Below are records; work out how many of their lines contain "GBPUSD" and give only that number.

--- Begin Records provided ---

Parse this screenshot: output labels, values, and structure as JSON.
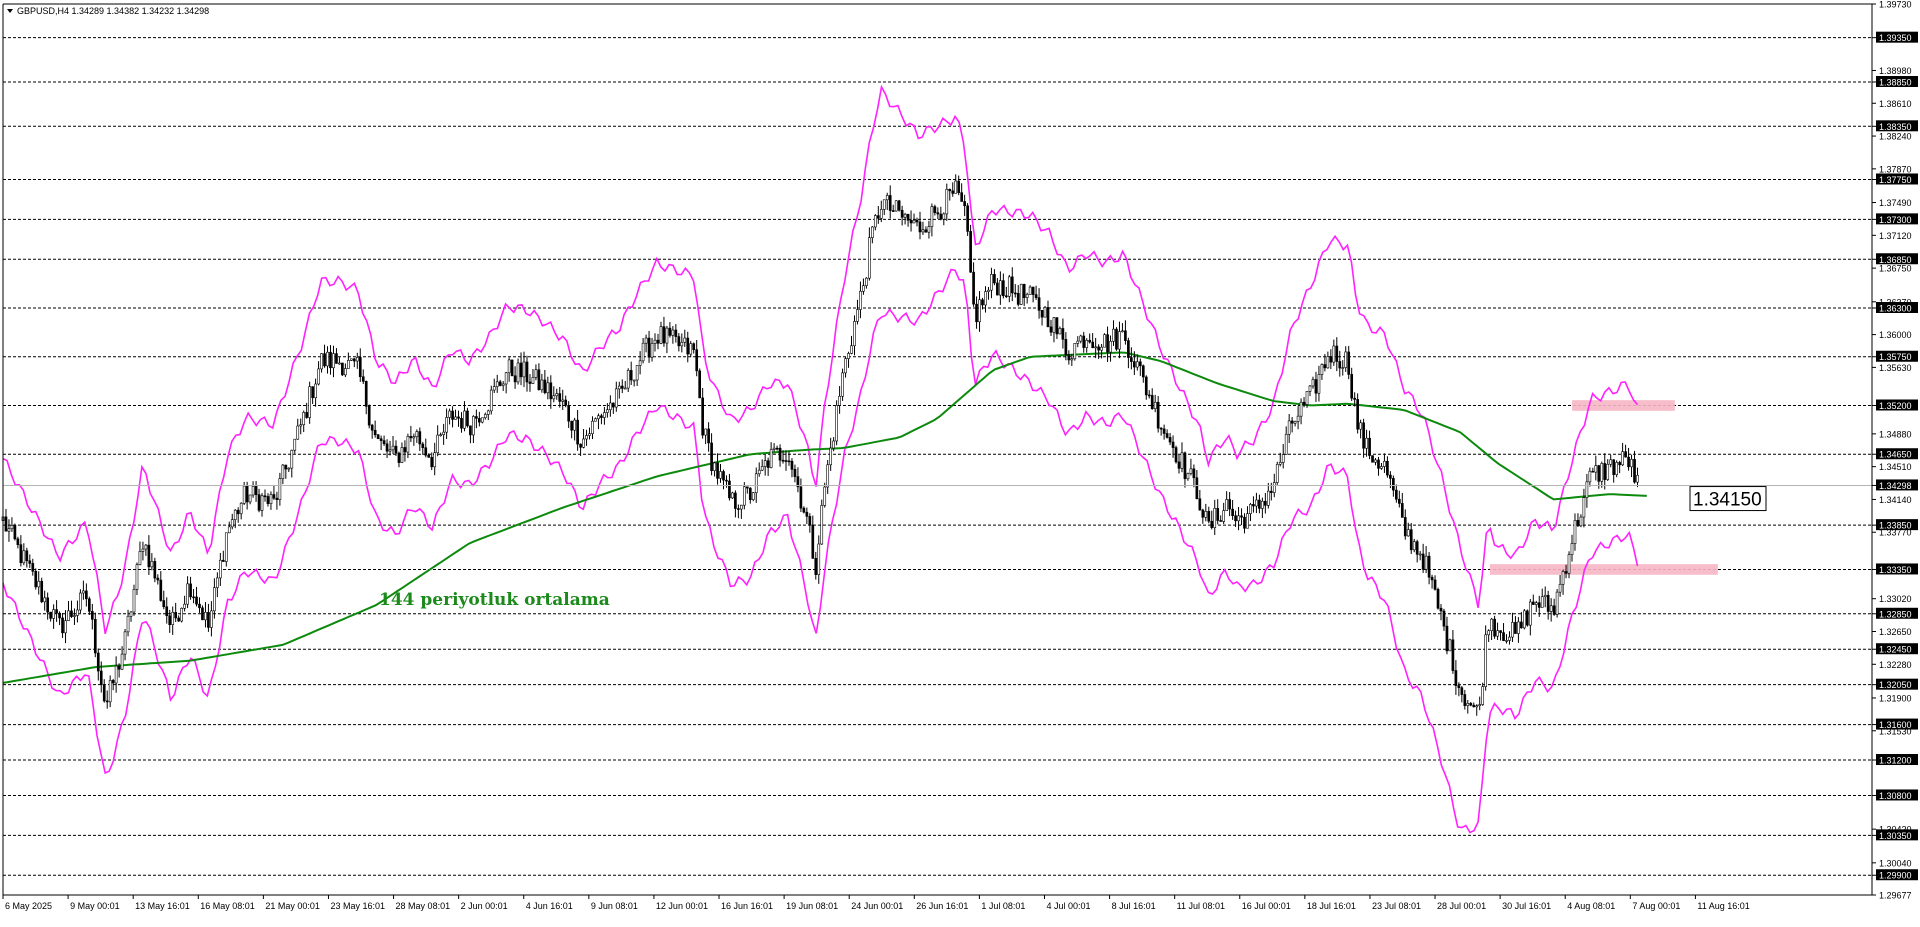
{
  "header": {
    "symbol_line": "GBPUSD,H4  1.34289 1.34382 1.34232 1.34298",
    "dropdown_icon": "triangle-down-icon"
  },
  "annotation": {
    "text": "144 periyotluk ortalama",
    "color": "#1b8a1b"
  },
  "price_label": {
    "value": "1.34150",
    "price": 1.3415
  },
  "colors": {
    "candle": "#000000",
    "bollinger": "#ff22ff",
    "ma144": "#0d8a0d",
    "zone": "#f6b6c4",
    "level_line": "#000000",
    "level_label_bg": "#000000",
    "current_price_line": "#b4b4b4"
  },
  "chart_data": {
    "type": "candlestick",
    "symbol": "GBPUSD",
    "timeframe": "H4",
    "ylim": [
      1.29677,
      1.3973
    ],
    "x_labels": [
      "6 May 2025",
      "9 May 00:01",
      "13 May 16:01",
      "16 May 08:01",
      "21 May 00:01",
      "23 May 16:01",
      "28 May 08:01",
      "2 Jun 00:01",
      "4 Jun 16:01",
      "9 Jun 08:01",
      "12 Jun 00:01",
      "16 Jun 16:01",
      "19 Jun 08:01",
      "24 Jun 00:01",
      "26 Jun 16:01",
      "1 Jul 08:01",
      "4 Jul 00:01",
      "8 Jul 16:01",
      "11 Jul 08:01",
      "16 Jul 00:01",
      "18 Jul 16:01",
      "23 Jul 08:01",
      "28 Jul 00:01",
      "30 Jul 16:01",
      "4 Aug 08:01",
      "7 Aug 00:01",
      "11 Aug 16:01"
    ],
    "y_ticks": [
      "1.39730",
      "1.39350",
      "1.38980",
      "1.38850",
      "1.38610",
      "1.38350",
      "1.38240",
      "1.37870",
      "1.37750",
      "1.37490",
      "1.37300",
      "1.37120",
      "1.36850",
      "1.36750",
      "1.36370",
      "1.36300",
      "1.36000",
      "1.35750",
      "1.35630",
      "1.35200",
      "1.34880",
      "1.34650",
      "1.34510",
      "1.34298",
      "1.34140",
      "1.33850",
      "1.33770",
      "1.33350",
      "1.33020",
      "1.32850",
      "1.32650",
      "1.32450",
      "1.32280",
      "1.32050",
      "1.31900",
      "1.31600",
      "1.31530",
      "1.31200",
      "1.30800",
      "1.30420",
      "1.30350",
      "1.30040",
      "1.29900",
      "1.29677"
    ],
    "levels": [
      "1.39350",
      "1.38850",
      "1.38350",
      "1.37750",
      "1.37300",
      "1.36850",
      "1.36300",
      "1.35750",
      "1.35200",
      "1.34650",
      "1.33850",
      "1.33350",
      "1.32850",
      "1.32450",
      "1.32050",
      "1.31600",
      "1.31200",
      "1.30800",
      "1.30350",
      "1.29900"
    ],
    "current_price": "1.34298",
    "zones": [
      {
        "x_from": 1.3518,
        "label": "",
        "y_from": 1.3514,
        "y_to": 1.3526,
        "t_from": 0.84,
        "t_to": 0.895
      },
      {
        "x_from": 1.333,
        "label": "",
        "y_from": 1.3329,
        "y_to": 1.3341,
        "t_from": 0.796,
        "t_to": 0.918
      }
    ],
    "ma_anchors": [
      [
        0,
        1.3207
      ],
      [
        0.05,
        1.3225
      ],
      [
        0.1,
        1.3232
      ],
      [
        0.15,
        1.325
      ],
      [
        0.2,
        1.3295
      ],
      [
        0.25,
        1.3365
      ],
      [
        0.3,
        1.3405
      ],
      [
        0.35,
        1.344
      ],
      [
        0.4,
        1.3465
      ],
      [
        0.43,
        1.347
      ],
      [
        0.45,
        1.3472
      ],
      [
        0.48,
        1.3484
      ],
      [
        0.5,
        1.3505
      ],
      [
        0.53,
        1.356
      ],
      [
        0.55,
        1.3575
      ],
      [
        0.6,
        1.358
      ],
      [
        0.62,
        1.357
      ],
      [
        0.65,
        1.3545
      ],
      [
        0.68,
        1.3525
      ],
      [
        0.7,
        1.352
      ],
      [
        0.72,
        1.3522
      ],
      [
        0.75,
        1.3515
      ],
      [
        0.78,
        1.349
      ],
      [
        0.8,
        1.3455
      ],
      [
        0.83,
        1.3414
      ],
      [
        0.86,
        1.342
      ],
      [
        0.88,
        1.3418
      ]
    ],
    "price_anchors": [
      [
        0,
        1.339
      ],
      [
        0.015,
        1.333
      ],
      [
        0.03,
        1.327
      ],
      [
        0.045,
        1.3305
      ],
      [
        0.055,
        1.318
      ],
      [
        0.065,
        1.325
      ],
      [
        0.075,
        1.337
      ],
      [
        0.09,
        1.327
      ],
      [
        0.1,
        1.332
      ],
      [
        0.11,
        1.327
      ],
      [
        0.12,
        1.338
      ],
      [
        0.13,
        1.342
      ],
      [
        0.145,
        1.341
      ],
      [
        0.16,
        1.35
      ],
      [
        0.17,
        1.357
      ],
      [
        0.18,
        1.357
      ],
      [
        0.19,
        1.356
      ],
      [
        0.2,
        1.348
      ],
      [
        0.21,
        1.346
      ],
      [
        0.22,
        1.349
      ],
      [
        0.23,
        1.346
      ],
      [
        0.24,
        1.351
      ],
      [
        0.25,
        1.35
      ],
      [
        0.26,
        1.3525
      ],
      [
        0.27,
        1.356
      ],
      [
        0.28,
        1.3555
      ],
      [
        0.29,
        1.354
      ],
      [
        0.3,
        1.352
      ],
      [
        0.31,
        1.348
      ],
      [
        0.32,
        1.351
      ],
      [
        0.33,
        1.353
      ],
      [
        0.34,
        1.357
      ],
      [
        0.35,
        1.36
      ],
      [
        0.36,
        1.359
      ],
      [
        0.37,
        1.358
      ],
      [
        0.375,
        1.349
      ],
      [
        0.38,
        1.3455
      ],
      [
        0.39,
        1.341
      ],
      [
        0.4,
        1.342
      ],
      [
        0.41,
        1.346
      ],
      [
        0.42,
        1.347
      ],
      [
        0.43,
        1.3395
      ],
      [
        0.435,
        1.334
      ],
      [
        0.44,
        1.343
      ],
      [
        0.45,
        1.356
      ],
      [
        0.46,
        1.365
      ],
      [
        0.465,
        1.371
      ],
      [
        0.47,
        1.375
      ],
      [
        0.48,
        1.3735
      ],
      [
        0.49,
        1.372
      ],
      [
        0.5,
        1.374
      ],
      [
        0.51,
        1.376
      ],
      [
        0.515,
        1.3735
      ],
      [
        0.52,
        1.362
      ],
      [
        0.53,
        1.366
      ],
      [
        0.54,
        1.365
      ],
      [
        0.55,
        1.364
      ],
      [
        0.56,
        1.362
      ],
      [
        0.57,
        1.358
      ],
      [
        0.58,
        1.36
      ],
      [
        0.59,
        1.359
      ],
      [
        0.6,
        1.36
      ],
      [
        0.61,
        1.355
      ],
      [
        0.62,
        1.35
      ],
      [
        0.63,
        1.346
      ],
      [
        0.64,
        1.342
      ],
      [
        0.645,
        1.338
      ],
      [
        0.655,
        1.341
      ],
      [
        0.66,
        1.339
      ],
      [
        0.67,
        1.34
      ],
      [
        0.68,
        1.343
      ],
      [
        0.69,
        1.35
      ],
      [
        0.7,
        1.353
      ],
      [
        0.71,
        1.358
      ],
      [
        0.72,
        1.357
      ],
      [
        0.725,
        1.35
      ],
      [
        0.73,
        1.347
      ],
      [
        0.74,
        1.345
      ],
      [
        0.75,
        1.338
      ],
      [
        0.76,
        1.335
      ],
      [
        0.77,
        1.328
      ],
      [
        0.78,
        1.32
      ],
      [
        0.79,
        1.317
      ],
      [
        0.795,
        1.328
      ],
      [
        0.8,
        1.327
      ],
      [
        0.81,
        1.326
      ],
      [
        0.82,
        1.33
      ],
      [
        0.83,
        1.329
      ],
      [
        0.84,
        1.337
      ],
      [
        0.85,
        1.344
      ],
      [
        0.86,
        1.345
      ],
      [
        0.87,
        1.346
      ],
      [
        0.875,
        1.343
      ]
    ],
    "bb_width_anchors": [
      [
        0,
        0.007
      ],
      [
        0.05,
        0.0085
      ],
      [
        0.1,
        0.008
      ],
      [
        0.15,
        0.009
      ],
      [
        0.2,
        0.009
      ],
      [
        0.25,
        0.007
      ],
      [
        0.3,
        0.0075
      ],
      [
        0.35,
        0.008
      ],
      [
        0.4,
        0.0095
      ],
      [
        0.42,
        0.0075
      ],
      [
        0.45,
        0.01
      ],
      [
        0.47,
        0.0125
      ],
      [
        0.5,
        0.0095
      ],
      [
        0.52,
        0.0075
      ],
      [
        0.55,
        0.0095
      ],
      [
        0.6,
        0.009
      ],
      [
        0.63,
        0.008
      ],
      [
        0.66,
        0.0075
      ],
      [
        0.68,
        0.009
      ],
      [
        0.7,
        0.0125
      ],
      [
        0.72,
        0.013
      ],
      [
        0.75,
        0.016
      ],
      [
        0.78,
        0.016
      ],
      [
        0.8,
        0.009
      ],
      [
        0.83,
        0.009
      ],
      [
        0.86,
        0.0085
      ],
      [
        0.875,
        0.0085
      ]
    ],
    "n_candles": 550
  }
}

--- End Records provided ---

» Result for this exercise:
2